● DIRECTION: Retype all of the entries word for word.
# # # # # # #
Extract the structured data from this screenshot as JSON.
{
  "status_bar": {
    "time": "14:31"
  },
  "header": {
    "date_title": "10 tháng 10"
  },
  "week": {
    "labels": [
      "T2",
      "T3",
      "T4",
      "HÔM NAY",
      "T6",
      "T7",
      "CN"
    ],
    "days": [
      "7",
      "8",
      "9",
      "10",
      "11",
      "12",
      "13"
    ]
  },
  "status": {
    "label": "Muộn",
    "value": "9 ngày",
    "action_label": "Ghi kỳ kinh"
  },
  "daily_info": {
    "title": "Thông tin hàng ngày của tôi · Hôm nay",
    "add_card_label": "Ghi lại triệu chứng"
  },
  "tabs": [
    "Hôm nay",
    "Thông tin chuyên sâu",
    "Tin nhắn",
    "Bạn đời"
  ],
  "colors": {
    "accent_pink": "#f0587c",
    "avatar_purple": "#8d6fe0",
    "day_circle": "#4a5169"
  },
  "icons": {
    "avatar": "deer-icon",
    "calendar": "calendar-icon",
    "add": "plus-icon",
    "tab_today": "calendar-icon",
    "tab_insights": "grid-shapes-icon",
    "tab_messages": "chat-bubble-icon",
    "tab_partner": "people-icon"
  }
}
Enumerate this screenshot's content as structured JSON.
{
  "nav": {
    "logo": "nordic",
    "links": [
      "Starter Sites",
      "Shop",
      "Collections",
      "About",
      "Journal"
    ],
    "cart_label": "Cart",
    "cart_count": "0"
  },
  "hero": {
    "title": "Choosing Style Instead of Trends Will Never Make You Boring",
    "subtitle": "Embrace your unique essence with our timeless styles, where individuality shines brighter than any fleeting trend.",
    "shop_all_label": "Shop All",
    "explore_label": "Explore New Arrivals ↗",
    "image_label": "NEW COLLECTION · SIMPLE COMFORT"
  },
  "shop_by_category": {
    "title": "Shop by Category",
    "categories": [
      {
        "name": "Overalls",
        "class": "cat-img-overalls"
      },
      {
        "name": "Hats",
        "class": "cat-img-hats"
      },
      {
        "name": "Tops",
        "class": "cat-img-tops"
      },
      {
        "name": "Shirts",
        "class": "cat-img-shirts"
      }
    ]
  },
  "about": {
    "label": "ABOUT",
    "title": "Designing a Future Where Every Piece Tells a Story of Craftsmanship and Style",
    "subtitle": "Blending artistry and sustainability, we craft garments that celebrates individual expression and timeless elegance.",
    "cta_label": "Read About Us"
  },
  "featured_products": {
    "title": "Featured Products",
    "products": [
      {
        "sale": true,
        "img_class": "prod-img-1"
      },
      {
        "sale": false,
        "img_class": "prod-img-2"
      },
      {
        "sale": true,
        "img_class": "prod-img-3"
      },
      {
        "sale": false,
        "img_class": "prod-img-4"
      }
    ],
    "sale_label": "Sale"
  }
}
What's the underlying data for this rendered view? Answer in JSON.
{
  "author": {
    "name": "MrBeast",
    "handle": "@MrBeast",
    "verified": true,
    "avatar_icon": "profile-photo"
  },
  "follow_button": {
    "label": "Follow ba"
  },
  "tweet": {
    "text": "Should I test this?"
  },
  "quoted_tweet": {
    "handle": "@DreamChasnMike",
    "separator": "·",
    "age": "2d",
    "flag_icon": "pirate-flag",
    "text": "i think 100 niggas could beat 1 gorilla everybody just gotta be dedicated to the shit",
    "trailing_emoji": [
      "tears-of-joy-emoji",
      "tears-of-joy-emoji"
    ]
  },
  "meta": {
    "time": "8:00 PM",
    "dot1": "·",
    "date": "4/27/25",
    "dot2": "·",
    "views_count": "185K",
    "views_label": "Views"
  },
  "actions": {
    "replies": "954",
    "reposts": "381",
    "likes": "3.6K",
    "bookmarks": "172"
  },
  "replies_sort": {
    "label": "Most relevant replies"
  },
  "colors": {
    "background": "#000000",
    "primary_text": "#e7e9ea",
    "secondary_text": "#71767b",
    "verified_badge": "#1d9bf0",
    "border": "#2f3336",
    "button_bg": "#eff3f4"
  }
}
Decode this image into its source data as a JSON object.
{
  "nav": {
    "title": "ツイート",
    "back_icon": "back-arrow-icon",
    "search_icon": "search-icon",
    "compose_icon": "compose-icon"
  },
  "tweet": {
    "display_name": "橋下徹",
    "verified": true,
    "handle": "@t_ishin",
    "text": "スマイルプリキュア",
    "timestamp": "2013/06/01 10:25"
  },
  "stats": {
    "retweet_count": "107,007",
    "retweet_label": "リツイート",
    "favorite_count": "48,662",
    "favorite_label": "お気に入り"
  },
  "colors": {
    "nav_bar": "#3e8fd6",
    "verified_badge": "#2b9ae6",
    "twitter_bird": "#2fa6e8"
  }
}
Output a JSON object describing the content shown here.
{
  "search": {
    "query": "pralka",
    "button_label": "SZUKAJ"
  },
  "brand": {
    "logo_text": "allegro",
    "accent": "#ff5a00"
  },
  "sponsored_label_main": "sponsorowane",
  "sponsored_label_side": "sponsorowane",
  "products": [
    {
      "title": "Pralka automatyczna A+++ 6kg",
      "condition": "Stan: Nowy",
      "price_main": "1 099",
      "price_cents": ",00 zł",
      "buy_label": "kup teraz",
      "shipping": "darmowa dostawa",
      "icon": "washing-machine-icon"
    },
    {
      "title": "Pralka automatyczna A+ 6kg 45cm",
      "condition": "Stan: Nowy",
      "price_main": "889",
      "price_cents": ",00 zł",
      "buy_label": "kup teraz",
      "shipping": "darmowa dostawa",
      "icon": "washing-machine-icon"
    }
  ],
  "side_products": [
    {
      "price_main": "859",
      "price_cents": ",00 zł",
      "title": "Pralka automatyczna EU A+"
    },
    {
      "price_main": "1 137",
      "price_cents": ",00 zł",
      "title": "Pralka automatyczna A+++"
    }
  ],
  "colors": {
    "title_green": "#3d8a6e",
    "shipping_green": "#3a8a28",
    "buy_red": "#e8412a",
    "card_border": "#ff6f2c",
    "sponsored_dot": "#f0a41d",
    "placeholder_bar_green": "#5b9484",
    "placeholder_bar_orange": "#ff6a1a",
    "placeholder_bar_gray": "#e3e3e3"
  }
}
# # # # # # #
● EXERCISE ANSWER:
Extract the structured data from this screenshot as JSON.
{
  "status_bar": {
    "time": "14:31"
  },
  "header": {
    "date_title": "10 tháng 10"
  },
  "week": {
    "labels": [
      "T2",
      "T3",
      "T4",
      "HÔM NAY",
      "T6",
      "T7",
      "CN"
    ],
    "days": [
      "7",
      "8",
      "9",
      "10",
      "11",
      "12",
      "13"
    ]
  },
  "status": {
    "label": "Muộn",
    "value": "9 ngày",
    "action_label": "Ghi kỳ kinh"
  },
  "daily_info": {
    "title": "Thông tin hàng ngày của tôi · Hôm nay",
    "add_card_label": "Ghi lại triệu chứng"
  },
  "tabs": [
    "Hôm nay",
    "Thông tin chuyên sâu",
    "Tin nhắn",
    "Bạn đời"
  ],
  "colors": {
    "accent_pink": "#f0587c",
    "avatar_purple": "#8d6fe0",
    "day_circle": "#4a5169"
  },
  "icons": {
    "avatar": "deer-icon",
    "calendar": "calendar-icon",
    "add": "plus-icon",
    "tab_today": "calendar-icon",
    "tab_insights": "grid-shapes-icon",
    "tab_messages": "chat-bubble-icon",
    "tab_partner": "people-icon"
  }
}
Enumerate this screenshot's content as structured JSON.
{
  "nav": {
    "logo": "nordic",
    "links": [
      "Starter Sites",
      "Shop",
      "Collections",
      "About",
      "Journal"
    ],
    "cart_label": "Cart",
    "cart_count": "0"
  },
  "hero": {
    "title": "Choosing Style Instead of Trends Will Never Make You Boring",
    "subtitle": "Embrace your unique essence with our timeless styles, where individuality shines brighter than any fleeting trend.",
    "shop_all_label": "Shop All",
    "explore_label": "Explore New Arrivals ↗",
    "image_label": "NEW COLLECTION · SIMPLE COMFORT"
  },
  "shop_by_category": {
    "title": "Shop by Category",
    "categories": [
      {
        "name": "Overalls",
        "class": "cat-img-overalls"
      },
      {
        "name": "Hats",
        "class": "cat-img-hats"
      },
      {
        "name": "Tops",
        "class": "cat-img-tops"
      },
      {
        "name": "Shirts",
        "class": "cat-img-shirts"
      }
    ]
  },
  "about": {
    "label": "ABOUT",
    "title": "Designing a Future Where Every Piece Tells a Story of Craftsmanship and Style",
    "subtitle": "Blending artistry and sustainability, we craft garments that celebrates individual expression and timeless elegance.",
    "cta_label": "Read About Us"
  },
  "featured_products": {
    "title": "Featured Products",
    "products": [
      {
        "sale": true,
        "img_class": "prod-img-1"
      },
      {
        "sale": false,
        "img_class": "prod-img-2"
      },
      {
        "sale": true,
        "img_class": "prod-img-3"
      },
      {
        "sale": false,
        "img_class": "prod-img-4"
      }
    ],
    "sale_label": "Sale"
  }
}
What's the underlying data for this rendered view? Answer in JSON.
{
  "author": {
    "name": "MrBeast",
    "handle": "@MrBeast",
    "verified": true,
    "avatar_icon": "profile-photo"
  },
  "follow_button": {
    "label": "Follow ba"
  },
  "tweet": {
    "text": "Should I test this?"
  },
  "quoted_tweet": {
    "handle": "@DreamChasnMike",
    "separator": "·",
    "age": "2d",
    "flag_icon": "pirate-flag",
    "text": "i think 100 niggas could beat 1 gorilla everybody just gotta be dedicated to the shit",
    "trailing_emoji": [
      "tears-of-joy-emoji",
      "tears-of-joy-emoji"
    ]
  },
  "meta": {
    "time": "8:00 PM",
    "dot1": "·",
    "date": "4/27/25",
    "dot2": "·",
    "views_count": "185K",
    "views_label": "Views"
  },
  "actions": {
    "replies": "954",
    "reposts": "381",
    "likes": "3.6K",
    "bookmarks": "172"
  },
  "replies_sort": {
    "label": "Most relevant replies"
  },
  "colors": {
    "background": "#000000",
    "primary_text": "#e7e9ea",
    "secondary_text": "#71767b",
    "verified_badge": "#1d9bf0",
    "border": "#2f3336",
    "button_bg": "#eff3f4"
  }
}
Decode this image into its source data as a JSON object.
{
  "nav": {
    "title": "ツイート",
    "back_icon": "back-arrow-icon",
    "search_icon": "search-icon",
    "compose_icon": "compose-icon"
  },
  "tweet": {
    "display_name": "橋下徹",
    "verified": true,
    "handle": "@t_ishin",
    "text": "スマイルプリキュア",
    "timestamp": "2013/06/01 10:25"
  },
  "stats": {
    "retweet_count": "107,007",
    "retweet_label": "リツイート",
    "favorite_count": "48,662",
    "favorite_label": "お気に入り"
  },
  "colors": {
    "nav_bar": "#3e8fd6",
    "verified_badge": "#2b9ae6",
    "twitter_bird": "#2fa6e8"
  }
}
Output a JSON object describing the content shown here.
{
  "search": {
    "query": "pralka",
    "button_label": "SZUKAJ"
  },
  "brand": {
    "logo_text": "allegro",
    "accent": "#ff5a00"
  },
  "sponsored_label_main": "sponsorowane",
  "sponsored_label_side": "sponsorowane",
  "products": [
    {
      "title": "Pralka automatyczna A+++ 6kg",
      "condition": "Stan: Nowy",
      "price_main": "1 099",
      "price_cents": ",00 zł",
      "buy_label": "kup teraz",
      "shipping": "darmowa dostawa",
      "icon": "washing-machine-icon"
    },
    {
      "title": "Pralka automatyczna A+ 6kg 45cm",
      "condition": "Stan: Nowy",
      "price_main": "889",
      "price_cents": ",00 zł",
      "buy_label": "kup teraz",
      "shipping": "darmowa dostawa",
      "icon": "washing-machine-icon"
    }
  ],
  "side_products": [
    {
      "price_main": "859",
      "price_cents": ",00 zł",
      "title": "Pralka automatyczna EU A+"
    },
    {
      "price_main": "1 137",
      "price_cents": ",00 zł",
      "title": "Pralka automatyczna A+++"
    }
  ],
  "colors": {
    "title_green": "#3d8a6e",
    "shipping_green": "#3a8a28",
    "buy_red": "#e8412a",
    "card_border": "#ff6f2c",
    "sponsored_dot": "#f0a41d",
    "placeholder_bar_green": "#5b9484",
    "placeholder_bar_orange": "#ff6a1a",
    "placeholder_bar_gray": "#e3e3e3"
  }
}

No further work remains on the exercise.